Reproduce verbatim the span of the material that opens with the line containing "heading-4610-end: . — [289, 162, 297, 187]" and closes with the line containing "hemistich-first: فأحسبا ذاكَ", including both of those lines and nothing else.

:: Data shown ::
•••••

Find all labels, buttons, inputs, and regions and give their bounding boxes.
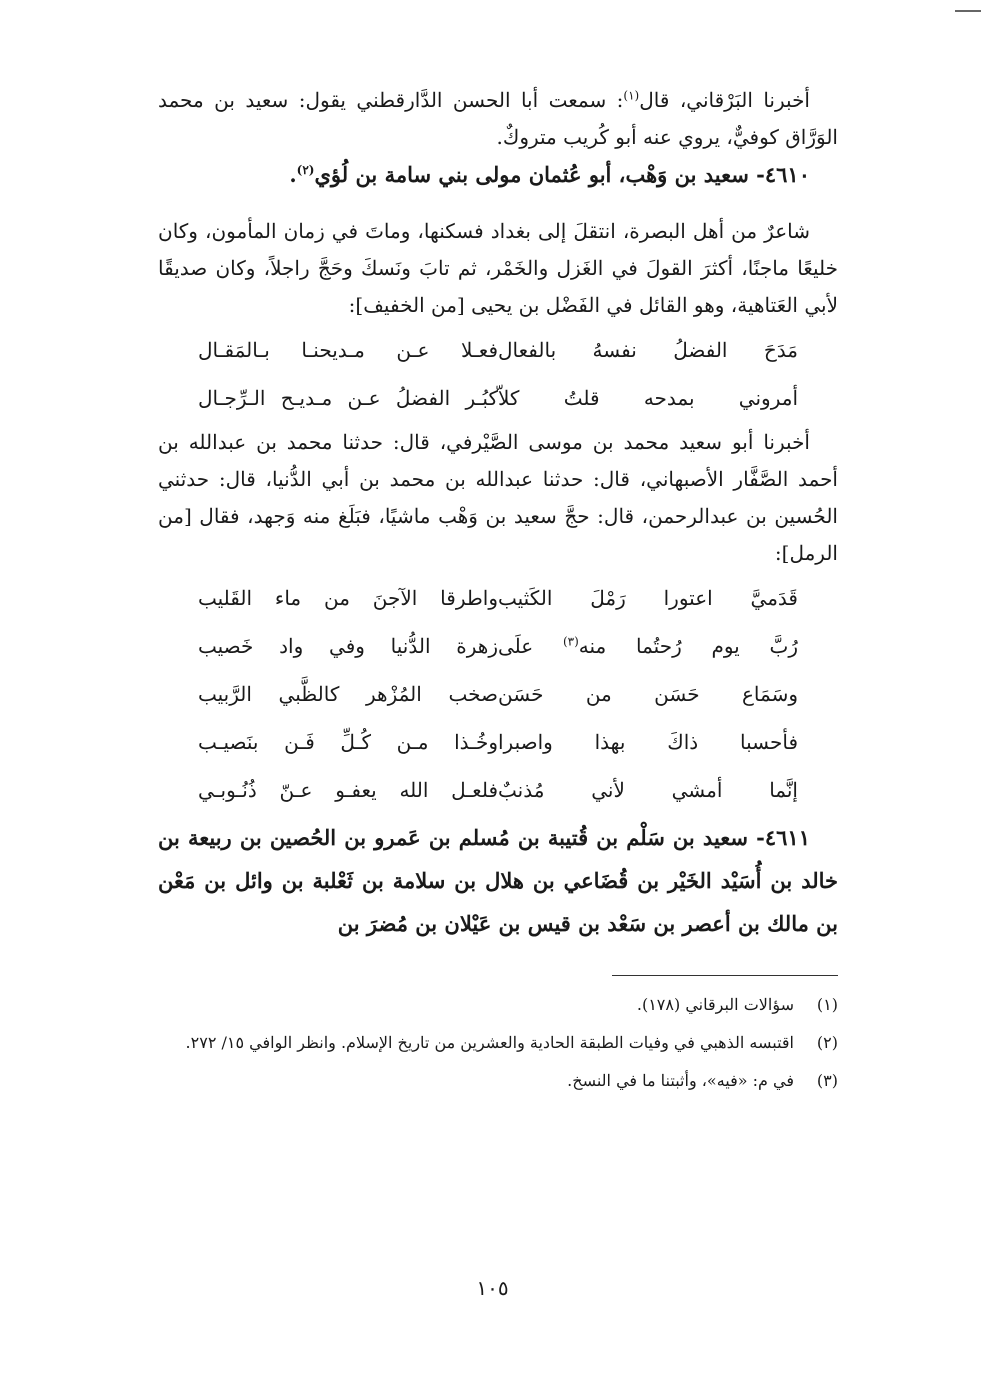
heading-4610-end: . — [289, 162, 297, 187]
verse — [158, 766, 838, 814]
footnote-text: في م: «فيه»، وأثبتنا ما في النسخ. — [567, 1071, 794, 1090]
verse — [158, 574, 838, 622]
page-number: ١٠٥ — [476, 1276, 509, 1300]
hemistich-first: فأحسبا ذاكَ بهذا واصبرا — [498, 730, 798, 754]
hemistich-second: فعـلا عـن مـديحنـا بـالمَقـال — [198, 338, 498, 362]
footnotes — [158, 990, 838, 1096]
footnote-1 — [158, 990, 838, 1020]
hemistich-text-end: علَى — [498, 634, 563, 658]
footnote-text: سؤالات البرقاني (١٧٨). — [636, 995, 794, 1014]
hemistich-second: زهرة الدُّنيا وفي واد خَصيب — [198, 634, 498, 658]
hemistich-second: فلعـل الله يعفـو عـنّ ذُنُـوبـي — [198, 778, 498, 802]
page-body — [158, 82, 838, 1104]
poem-khafif — [158, 326, 838, 422]
footnote-ref-1[interactable]: (١) — [623, 88, 640, 103]
verse — [158, 374, 838, 422]
verse — [158, 670, 838, 718]
footnote-separator — [612, 975, 838, 976]
verse — [158, 326, 838, 374]
isnad-paragraph: أخبرنا أبو سعيد محمد بن موسى الصَّيْرفي، قال: حدثنا محمد بن عبدالله بن أحمد الصَّفَّار الأصبهاني، قال: حدثنا عبدالله بن محمد بن أبي الدُّنيا، قال: حدثني الحُسين بن عبدالرحمن، قال: حجَّ سعيد بن وَهْب ماشيًا، فبَلَغ منه وَجهد، فقال [من الرمل]: — [158, 430, 838, 565]
footnote-number: (٢) — [816, 1033, 838, 1052]
prev-entry-text-a: أخبرنا البَرْقاني، قال — [639, 88, 810, 112]
footnote-number: (٣) — [816, 1071, 838, 1090]
footnote-ref-3[interactable]: (٣) — [562, 634, 579, 649]
poem-ramal — [158, 574, 838, 814]
footnote-3 — [158, 1066, 838, 1096]
entry-heading-4611: ٤٦١١- سعيد بن سَلْم بن قُتيبة بن مُسلم بن عَمرو بن الحُصين بن ربيعة بن خالد بن أُسَيْد الخَيْر بن قُضَاعي بن هلال بن سلامة بن ثَعْلبة بن وائل بن مَعْن بن مالك بن أعصر بن سَعْد بن قيس بن عَيْلان بن مُضرَ بن — [158, 825, 838, 936]
hemistich-first — [498, 622, 798, 670]
footnote-text: اقتبسه الذهبي في وفيات الطبقة الحادية والعشرين من تاريخ الإسلام. وانظر الوافي ١٥/ ٢٧٢. — [185, 1033, 794, 1052]
verse — [158, 718, 838, 766]
hemistich-first: وسَمَاع حَسَن من حَسَن — [498, 682, 798, 706]
bio-4610: شاعرٌ من أهل البصرة، انتقلَ إلى بغداد فسكنها، وماتَ في زمان المأمون، وكان خليعًا ماجنًا، أكثرَ القولَ في الغَزل والخَمْر، ثم تابَ ونَسكَ وحَجَّ راجلاً، وكان صديقًا لأبي العَتاهية، وهو القائل في الفَضْل بن يحيى [من الخفيف]: — [158, 219, 838, 317]
corner-mark — [955, 10, 981, 12]
hemistich-second: كبُـر الفضلُ عـن مـديـح الـرِّجـال — [198, 386, 498, 410]
entry-heading-4610 — [158, 156, 838, 193]
hemistich-second: صخب المُزْهر كالظَّبي الرَّبيب — [198, 682, 498, 706]
heading-4610-text: ٤٦١٠- سعيد بن وَهْب، أبو عُثمان مولى بني سامة بن لُؤي — [314, 162, 810, 187]
hemistich-text: رُبَّ يوم رُحتُما منه — [578, 634, 798, 658]
hemistich-first: قَدَميَّ اعتورا رَمْلَ الكَثيب — [498, 586, 798, 610]
footnote-number: (١) — [816, 995, 838, 1014]
footnote-ref-2[interactable]: (٢) — [296, 163, 315, 177]
paragraph-prev-entry — [158, 82, 838, 156]
hemistich-second: واطرقا الآجنَ من ماء القَليب — [198, 586, 498, 610]
hemistich-first: أمروني بمدحه قلتُ كلاّ — [498, 386, 798, 410]
hemistich-first: مَدَحَ الفضلُ نفسهُ بالفعال — [498, 338, 798, 362]
hemistich-first: إنَّما أمشي لأني مُذنبٌ — [498, 778, 798, 802]
footnote-2 — [158, 1028, 838, 1058]
prev-entry-text-b: : سمعت أبا الحسن الدَّارقطني يقول: سعيد بن محمد الوَرَّاق كوفيٌّ، يروي عنه أبو كُريب متروكٌ. — [158, 88, 838, 149]
verse — [158, 622, 838, 670]
hemistich-second: وخُـذا مـن كُـلِّ فَـن بنَصيـب — [198, 730, 498, 754]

•••••

:: Problem solution ::
heading-4610-end: . — [289, 162, 297, 187]
verse — [158, 766, 838, 814]
footnote-text: في م: «فيه»، وأثبتنا ما في النسخ. — [567, 1071, 794, 1090]
verse — [158, 574, 838, 622]
page-number: ١٠٥ — [476, 1276, 509, 1300]
hemistich-first: فأحسبا ذاكَ بهذا واصبرا — [498, 730, 798, 754]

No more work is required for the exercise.